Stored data
++++
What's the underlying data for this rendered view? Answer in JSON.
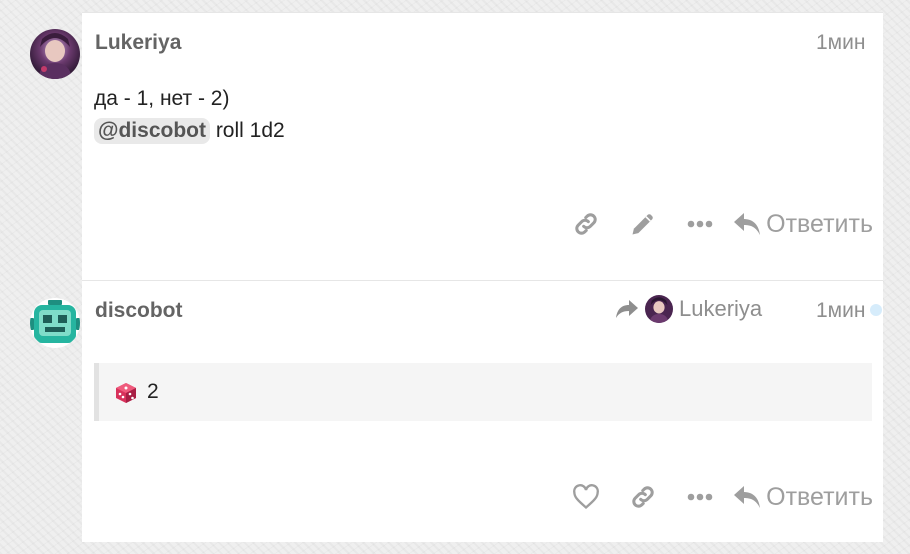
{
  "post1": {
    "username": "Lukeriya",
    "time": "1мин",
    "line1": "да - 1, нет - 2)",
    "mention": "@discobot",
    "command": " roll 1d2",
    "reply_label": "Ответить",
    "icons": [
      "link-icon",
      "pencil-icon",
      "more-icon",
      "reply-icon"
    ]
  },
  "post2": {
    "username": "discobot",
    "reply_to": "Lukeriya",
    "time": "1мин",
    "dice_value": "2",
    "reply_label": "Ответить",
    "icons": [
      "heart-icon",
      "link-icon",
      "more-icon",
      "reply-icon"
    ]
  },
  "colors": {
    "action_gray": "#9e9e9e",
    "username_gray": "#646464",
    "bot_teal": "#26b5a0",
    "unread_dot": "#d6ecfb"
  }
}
++++
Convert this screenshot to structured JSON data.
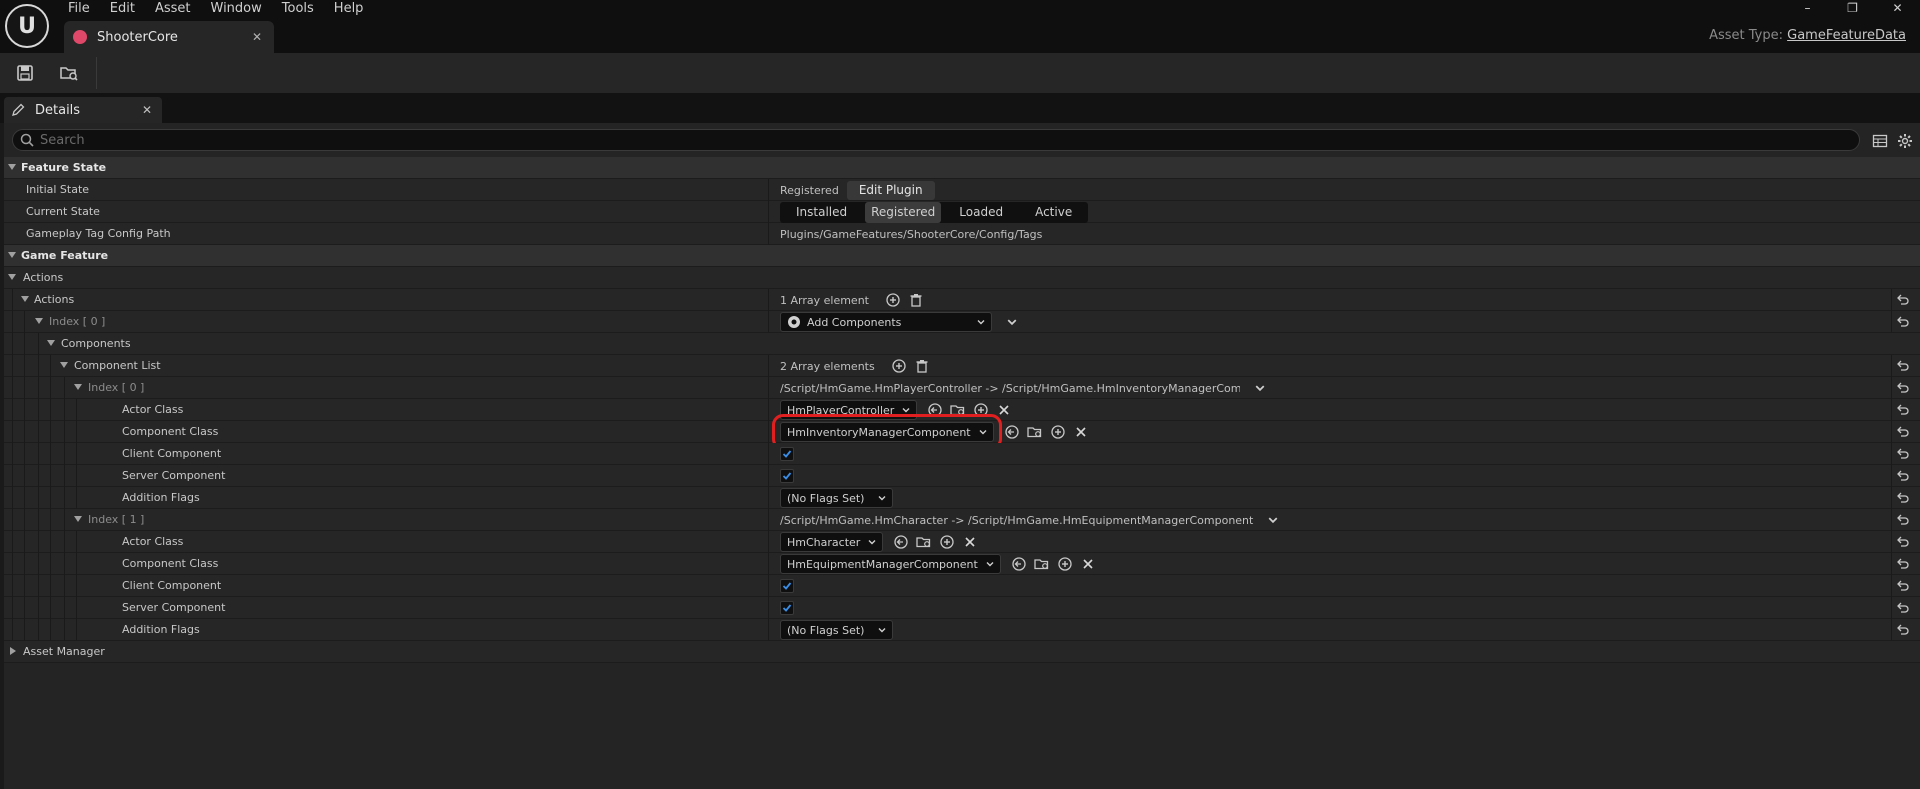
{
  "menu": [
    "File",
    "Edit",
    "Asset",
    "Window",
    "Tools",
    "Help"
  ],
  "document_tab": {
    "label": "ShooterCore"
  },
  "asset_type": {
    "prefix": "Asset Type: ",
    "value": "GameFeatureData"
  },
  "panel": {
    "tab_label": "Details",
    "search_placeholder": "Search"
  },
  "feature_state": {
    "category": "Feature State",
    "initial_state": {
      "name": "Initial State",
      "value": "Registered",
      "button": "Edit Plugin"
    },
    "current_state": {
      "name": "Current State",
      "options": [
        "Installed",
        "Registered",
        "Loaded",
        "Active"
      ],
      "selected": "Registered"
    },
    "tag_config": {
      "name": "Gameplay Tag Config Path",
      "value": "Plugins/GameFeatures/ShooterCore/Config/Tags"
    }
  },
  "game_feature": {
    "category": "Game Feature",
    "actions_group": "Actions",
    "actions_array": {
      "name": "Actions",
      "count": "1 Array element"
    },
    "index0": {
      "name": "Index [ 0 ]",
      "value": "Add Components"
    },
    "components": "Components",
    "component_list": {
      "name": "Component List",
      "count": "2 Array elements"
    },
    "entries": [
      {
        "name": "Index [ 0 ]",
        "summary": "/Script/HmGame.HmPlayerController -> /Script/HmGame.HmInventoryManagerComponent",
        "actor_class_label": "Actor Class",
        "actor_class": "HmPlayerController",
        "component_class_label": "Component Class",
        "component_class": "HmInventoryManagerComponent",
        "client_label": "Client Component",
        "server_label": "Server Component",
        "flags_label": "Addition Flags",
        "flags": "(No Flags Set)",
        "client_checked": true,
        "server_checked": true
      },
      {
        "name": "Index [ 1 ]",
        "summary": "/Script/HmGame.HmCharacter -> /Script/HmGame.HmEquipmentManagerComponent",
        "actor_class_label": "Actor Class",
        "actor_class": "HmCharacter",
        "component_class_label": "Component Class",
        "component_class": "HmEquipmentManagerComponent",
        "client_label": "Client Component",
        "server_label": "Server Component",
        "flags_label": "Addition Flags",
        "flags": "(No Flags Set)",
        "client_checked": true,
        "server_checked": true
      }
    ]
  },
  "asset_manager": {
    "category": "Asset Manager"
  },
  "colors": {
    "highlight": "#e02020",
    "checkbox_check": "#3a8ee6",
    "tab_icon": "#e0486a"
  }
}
++++
§ **TASK TO COMPLETE**
In the material above, find each line that contains the word "JSON", and select it.

§ **IN RESPONSE**
What's the underlying data for this rendered view? Answer in JSON.
Convert this screenshot to structured JSON data.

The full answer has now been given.